(Figure record listings)
^^^^^^^^
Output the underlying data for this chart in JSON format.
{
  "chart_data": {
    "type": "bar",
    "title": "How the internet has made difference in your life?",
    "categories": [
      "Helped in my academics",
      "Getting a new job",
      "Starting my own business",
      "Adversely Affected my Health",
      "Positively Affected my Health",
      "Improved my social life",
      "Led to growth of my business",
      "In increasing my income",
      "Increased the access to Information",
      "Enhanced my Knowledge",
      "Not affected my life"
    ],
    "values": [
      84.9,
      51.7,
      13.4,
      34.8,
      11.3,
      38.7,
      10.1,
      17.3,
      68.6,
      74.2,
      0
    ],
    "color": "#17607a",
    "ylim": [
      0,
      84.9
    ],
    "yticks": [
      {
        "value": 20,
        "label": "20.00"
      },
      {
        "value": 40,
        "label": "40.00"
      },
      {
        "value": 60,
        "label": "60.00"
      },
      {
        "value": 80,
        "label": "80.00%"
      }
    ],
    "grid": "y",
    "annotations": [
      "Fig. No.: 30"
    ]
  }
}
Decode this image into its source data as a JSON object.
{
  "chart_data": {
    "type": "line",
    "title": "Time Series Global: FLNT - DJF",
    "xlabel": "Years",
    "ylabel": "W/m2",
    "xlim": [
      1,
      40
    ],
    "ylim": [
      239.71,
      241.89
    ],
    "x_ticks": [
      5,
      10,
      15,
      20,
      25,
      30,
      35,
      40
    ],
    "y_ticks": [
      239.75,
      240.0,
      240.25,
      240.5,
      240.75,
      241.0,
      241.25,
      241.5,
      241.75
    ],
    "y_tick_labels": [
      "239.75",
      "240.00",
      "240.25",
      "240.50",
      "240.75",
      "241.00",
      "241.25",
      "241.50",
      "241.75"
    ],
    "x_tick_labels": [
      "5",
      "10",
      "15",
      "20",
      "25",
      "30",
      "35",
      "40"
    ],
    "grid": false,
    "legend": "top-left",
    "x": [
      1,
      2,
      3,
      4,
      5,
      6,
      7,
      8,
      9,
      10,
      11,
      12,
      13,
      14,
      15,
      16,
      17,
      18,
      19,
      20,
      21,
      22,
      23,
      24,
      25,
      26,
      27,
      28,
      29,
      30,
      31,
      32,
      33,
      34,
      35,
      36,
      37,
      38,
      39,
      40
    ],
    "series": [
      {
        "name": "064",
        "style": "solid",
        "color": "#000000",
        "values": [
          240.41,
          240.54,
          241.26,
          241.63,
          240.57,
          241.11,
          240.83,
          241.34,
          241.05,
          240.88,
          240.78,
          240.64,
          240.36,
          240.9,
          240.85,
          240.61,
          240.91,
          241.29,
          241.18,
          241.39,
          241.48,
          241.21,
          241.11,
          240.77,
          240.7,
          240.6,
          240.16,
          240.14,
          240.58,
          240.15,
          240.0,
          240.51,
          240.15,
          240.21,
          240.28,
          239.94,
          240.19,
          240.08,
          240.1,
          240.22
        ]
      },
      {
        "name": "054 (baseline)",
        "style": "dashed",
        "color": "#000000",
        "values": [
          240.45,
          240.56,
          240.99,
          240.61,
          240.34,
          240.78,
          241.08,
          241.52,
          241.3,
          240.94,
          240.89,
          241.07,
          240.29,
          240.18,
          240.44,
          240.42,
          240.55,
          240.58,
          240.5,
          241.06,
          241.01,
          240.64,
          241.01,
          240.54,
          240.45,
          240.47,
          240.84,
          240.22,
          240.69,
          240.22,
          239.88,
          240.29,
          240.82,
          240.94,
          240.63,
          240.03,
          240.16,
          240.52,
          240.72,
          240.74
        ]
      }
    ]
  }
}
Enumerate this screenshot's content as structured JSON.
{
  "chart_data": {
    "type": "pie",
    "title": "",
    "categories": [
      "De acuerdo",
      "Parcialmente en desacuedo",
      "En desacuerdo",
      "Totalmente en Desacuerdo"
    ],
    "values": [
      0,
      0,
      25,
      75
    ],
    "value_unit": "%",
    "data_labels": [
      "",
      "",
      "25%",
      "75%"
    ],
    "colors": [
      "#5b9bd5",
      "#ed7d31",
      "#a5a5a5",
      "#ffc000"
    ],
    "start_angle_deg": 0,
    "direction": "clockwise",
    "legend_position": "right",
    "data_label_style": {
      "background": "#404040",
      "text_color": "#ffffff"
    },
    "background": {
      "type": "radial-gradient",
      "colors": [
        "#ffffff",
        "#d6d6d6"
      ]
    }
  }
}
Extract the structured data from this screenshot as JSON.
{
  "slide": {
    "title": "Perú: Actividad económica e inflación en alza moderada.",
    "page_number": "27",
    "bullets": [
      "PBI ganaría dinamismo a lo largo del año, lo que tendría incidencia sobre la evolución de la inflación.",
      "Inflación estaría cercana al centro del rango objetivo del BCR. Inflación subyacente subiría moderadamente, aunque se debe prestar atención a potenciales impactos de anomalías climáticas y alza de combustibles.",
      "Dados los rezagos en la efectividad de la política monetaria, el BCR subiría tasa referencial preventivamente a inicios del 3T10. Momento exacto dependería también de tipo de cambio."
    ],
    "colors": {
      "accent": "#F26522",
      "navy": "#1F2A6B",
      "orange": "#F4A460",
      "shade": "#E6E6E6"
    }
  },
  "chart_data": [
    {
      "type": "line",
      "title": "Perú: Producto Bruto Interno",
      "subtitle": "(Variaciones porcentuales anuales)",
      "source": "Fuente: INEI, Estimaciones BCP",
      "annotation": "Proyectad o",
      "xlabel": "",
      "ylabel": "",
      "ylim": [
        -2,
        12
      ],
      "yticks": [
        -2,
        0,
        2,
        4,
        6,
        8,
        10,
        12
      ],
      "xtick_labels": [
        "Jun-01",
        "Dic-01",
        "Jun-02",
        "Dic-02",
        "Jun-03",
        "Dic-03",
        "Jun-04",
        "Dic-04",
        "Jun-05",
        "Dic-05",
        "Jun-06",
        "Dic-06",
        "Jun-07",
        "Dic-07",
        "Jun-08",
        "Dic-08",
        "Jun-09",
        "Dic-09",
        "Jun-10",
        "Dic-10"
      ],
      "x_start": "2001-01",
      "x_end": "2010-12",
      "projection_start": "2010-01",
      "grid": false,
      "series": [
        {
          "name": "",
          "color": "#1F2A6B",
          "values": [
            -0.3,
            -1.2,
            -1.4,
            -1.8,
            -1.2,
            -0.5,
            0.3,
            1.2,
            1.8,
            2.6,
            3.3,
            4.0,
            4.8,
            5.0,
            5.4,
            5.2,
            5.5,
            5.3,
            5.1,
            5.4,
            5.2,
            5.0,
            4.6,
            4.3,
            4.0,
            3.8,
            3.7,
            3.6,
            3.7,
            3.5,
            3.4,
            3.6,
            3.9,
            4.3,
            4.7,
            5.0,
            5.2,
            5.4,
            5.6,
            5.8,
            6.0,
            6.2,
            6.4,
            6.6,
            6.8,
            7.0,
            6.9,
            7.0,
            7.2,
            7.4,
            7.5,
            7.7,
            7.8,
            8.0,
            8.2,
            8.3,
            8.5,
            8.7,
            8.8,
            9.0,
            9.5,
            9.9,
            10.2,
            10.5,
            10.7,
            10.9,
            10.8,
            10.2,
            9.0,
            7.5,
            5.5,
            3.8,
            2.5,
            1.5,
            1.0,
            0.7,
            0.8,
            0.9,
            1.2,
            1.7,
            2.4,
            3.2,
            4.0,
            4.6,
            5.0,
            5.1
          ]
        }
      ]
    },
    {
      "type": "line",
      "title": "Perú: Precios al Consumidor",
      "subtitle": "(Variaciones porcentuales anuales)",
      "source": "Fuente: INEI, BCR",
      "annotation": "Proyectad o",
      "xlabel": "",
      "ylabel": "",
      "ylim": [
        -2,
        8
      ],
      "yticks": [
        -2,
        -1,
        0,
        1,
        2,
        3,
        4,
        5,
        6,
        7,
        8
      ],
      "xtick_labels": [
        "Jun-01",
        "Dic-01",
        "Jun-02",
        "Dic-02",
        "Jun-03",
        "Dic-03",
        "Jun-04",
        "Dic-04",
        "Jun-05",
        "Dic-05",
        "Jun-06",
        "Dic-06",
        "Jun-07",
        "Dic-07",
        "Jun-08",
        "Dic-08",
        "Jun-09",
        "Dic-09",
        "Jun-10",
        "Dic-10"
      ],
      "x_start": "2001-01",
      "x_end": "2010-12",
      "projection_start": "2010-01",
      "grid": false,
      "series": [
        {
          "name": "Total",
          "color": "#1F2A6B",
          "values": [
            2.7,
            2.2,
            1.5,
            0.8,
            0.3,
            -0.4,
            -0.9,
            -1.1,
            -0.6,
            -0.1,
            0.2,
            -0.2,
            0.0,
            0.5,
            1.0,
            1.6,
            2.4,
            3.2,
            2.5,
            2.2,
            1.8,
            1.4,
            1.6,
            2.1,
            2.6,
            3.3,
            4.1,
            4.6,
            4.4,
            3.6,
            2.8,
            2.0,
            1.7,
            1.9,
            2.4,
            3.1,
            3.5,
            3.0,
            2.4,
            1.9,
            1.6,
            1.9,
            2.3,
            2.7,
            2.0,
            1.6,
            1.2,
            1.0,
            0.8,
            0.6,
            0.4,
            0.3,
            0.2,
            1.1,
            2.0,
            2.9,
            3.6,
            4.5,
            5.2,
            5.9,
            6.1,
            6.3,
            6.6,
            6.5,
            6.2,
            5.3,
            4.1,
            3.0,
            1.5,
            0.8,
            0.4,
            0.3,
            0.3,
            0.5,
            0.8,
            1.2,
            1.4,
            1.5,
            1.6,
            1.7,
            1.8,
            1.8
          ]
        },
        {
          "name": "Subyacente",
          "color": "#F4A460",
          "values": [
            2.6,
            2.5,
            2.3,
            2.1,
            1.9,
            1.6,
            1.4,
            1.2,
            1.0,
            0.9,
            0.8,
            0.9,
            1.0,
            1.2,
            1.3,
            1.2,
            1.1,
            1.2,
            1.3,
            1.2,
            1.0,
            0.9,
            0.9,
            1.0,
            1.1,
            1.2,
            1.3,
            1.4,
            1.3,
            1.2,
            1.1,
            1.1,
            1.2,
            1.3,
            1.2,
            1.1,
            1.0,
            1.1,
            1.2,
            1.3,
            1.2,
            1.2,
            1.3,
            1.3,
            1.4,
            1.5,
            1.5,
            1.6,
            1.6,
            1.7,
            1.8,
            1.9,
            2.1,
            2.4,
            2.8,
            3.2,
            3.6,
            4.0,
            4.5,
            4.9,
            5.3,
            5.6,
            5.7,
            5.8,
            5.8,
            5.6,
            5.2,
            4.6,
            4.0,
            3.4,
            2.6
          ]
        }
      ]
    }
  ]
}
^^^^^^^^
● WHAT YOU HAVE TO DO
Gather every line from the listing above in which the word "name" appears.

● WRITTEN ANSWER
        "name": "064",
        "name": "054 (baseline)",
          "name": "",
          "name": "Total",
          "name": "Subyacente",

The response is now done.